• _Items_
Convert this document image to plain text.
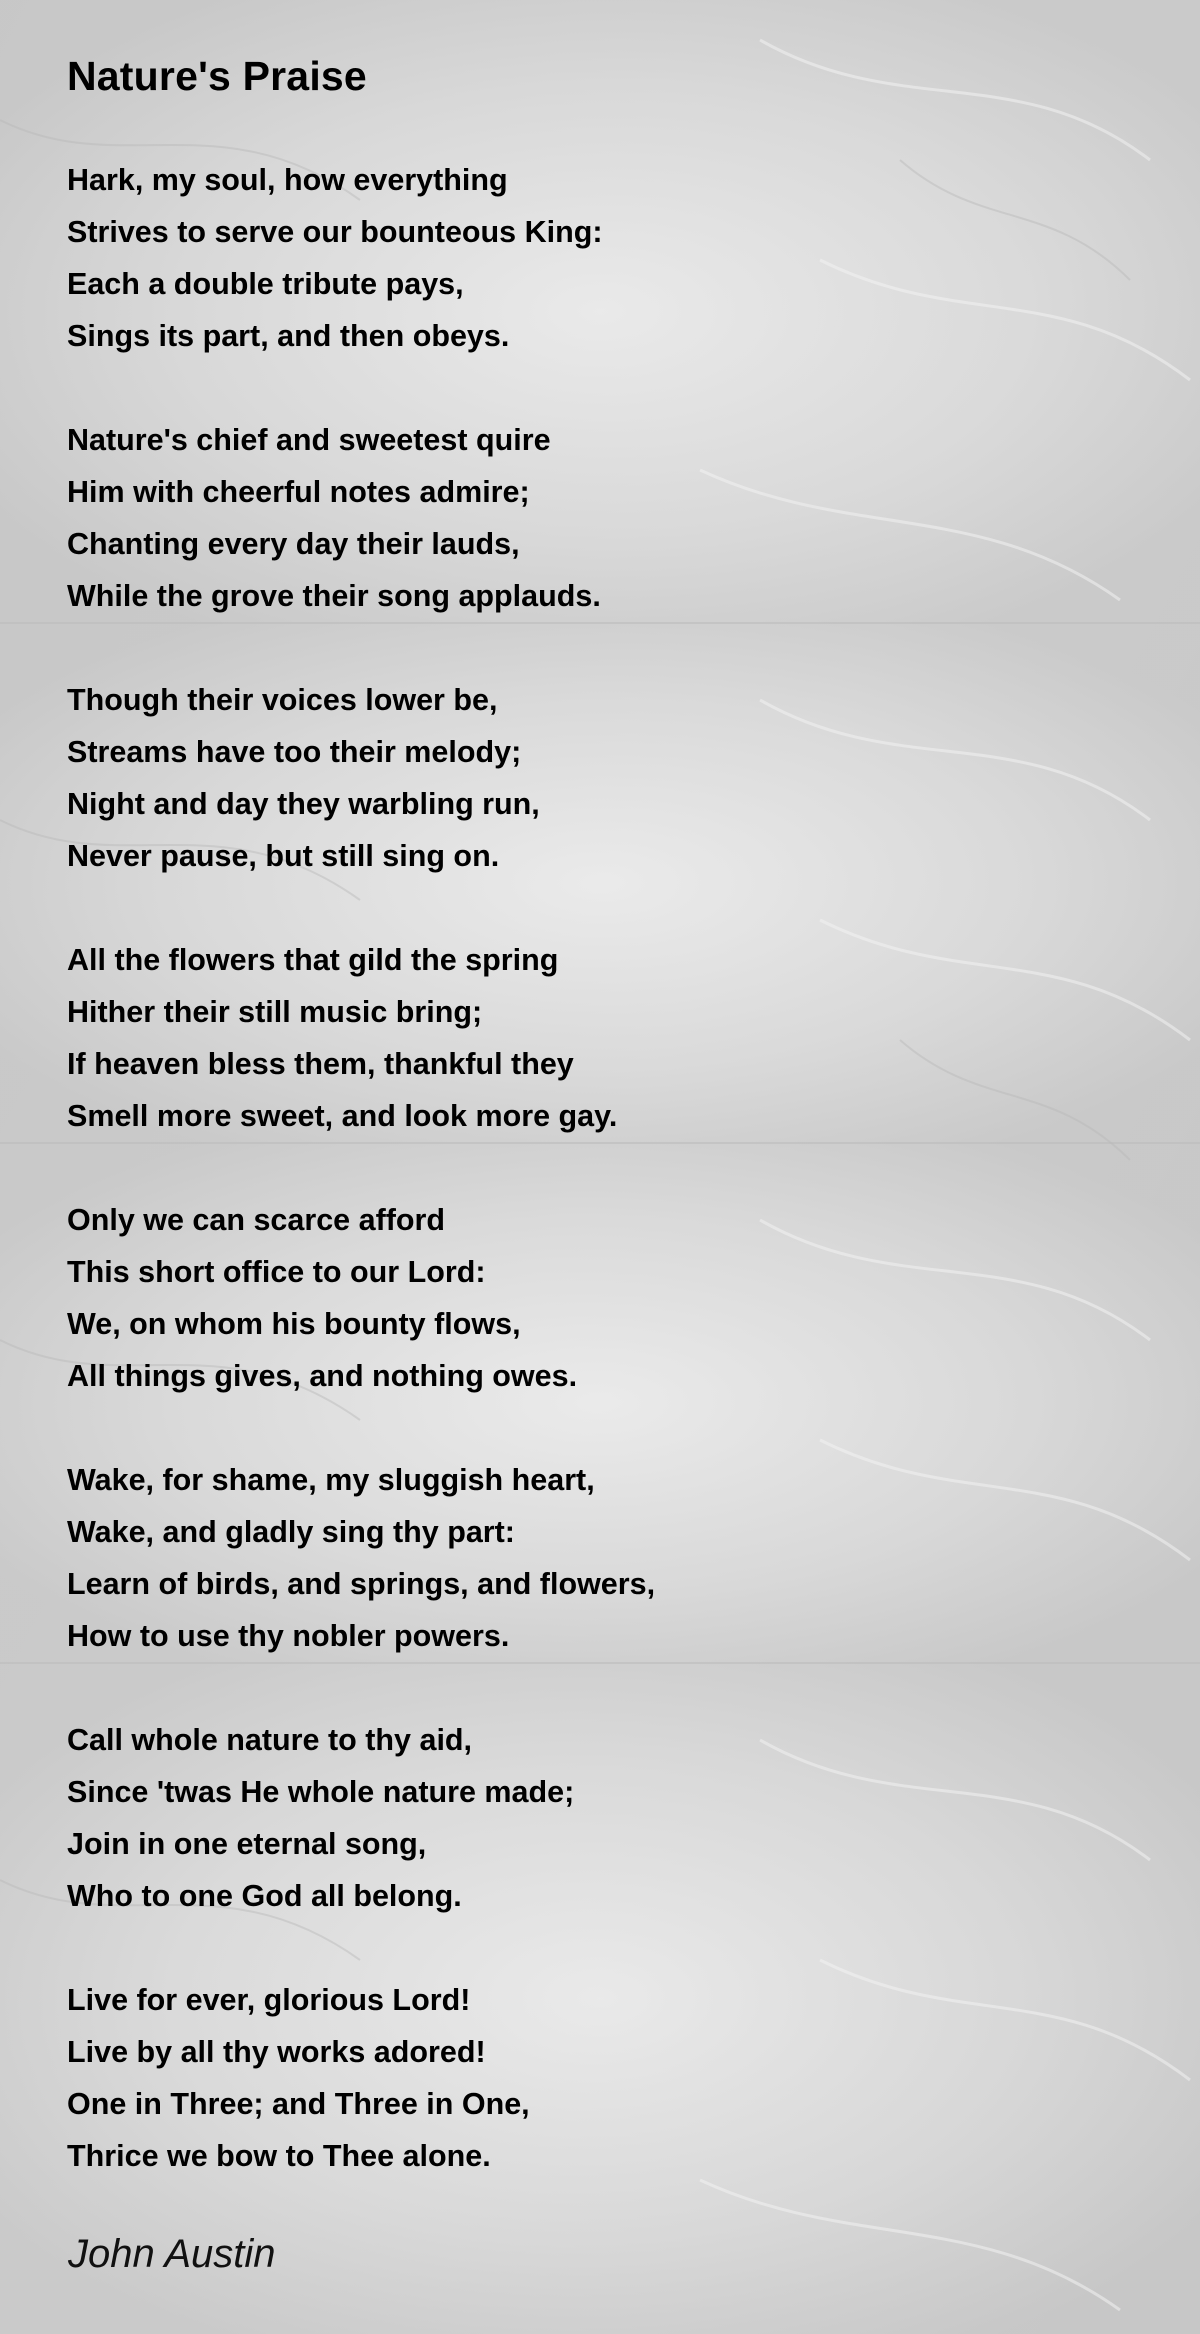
Nature's Praise
Hark, my soul, how everything
Strives to serve our bounteous King:
Each a double tribute pays,
Sings its part, and then obeys.
Nature's chief and sweetest quire
Him with cheerful notes admire;
Chanting every day their lauds,
While the grove their song applauds.
Though their voices lower be,
Streams have too their melody;
Night and day they warbling run,
Never pause, but still sing on.
All the flowers that gild the spring
Hither their still music bring;
If heaven bless them, thankful they
Smell more sweet, and look more gay.
Only we can scarce afford
This short office to our Lord:
We, on whom his bounty flows,
All things gives, and nothing owes.
Wake, for shame, my sluggish heart,
Wake, and gladly sing thy part:
Learn of birds, and springs, and flowers,
How to use thy nobler powers.
Call whole nature to thy aid,
Since 'twas He whole nature made;
Join in one eternal song,
Who to one God all belong.
Live for ever, glorious Lord!
Live by all thy works adored!
One in Three; and Three in One,
Thrice we bow to Thee alone.
John Austin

• _Stated exercise_
Count how many lines above carry the word "they". Only the number is required.

• _Correct result_
2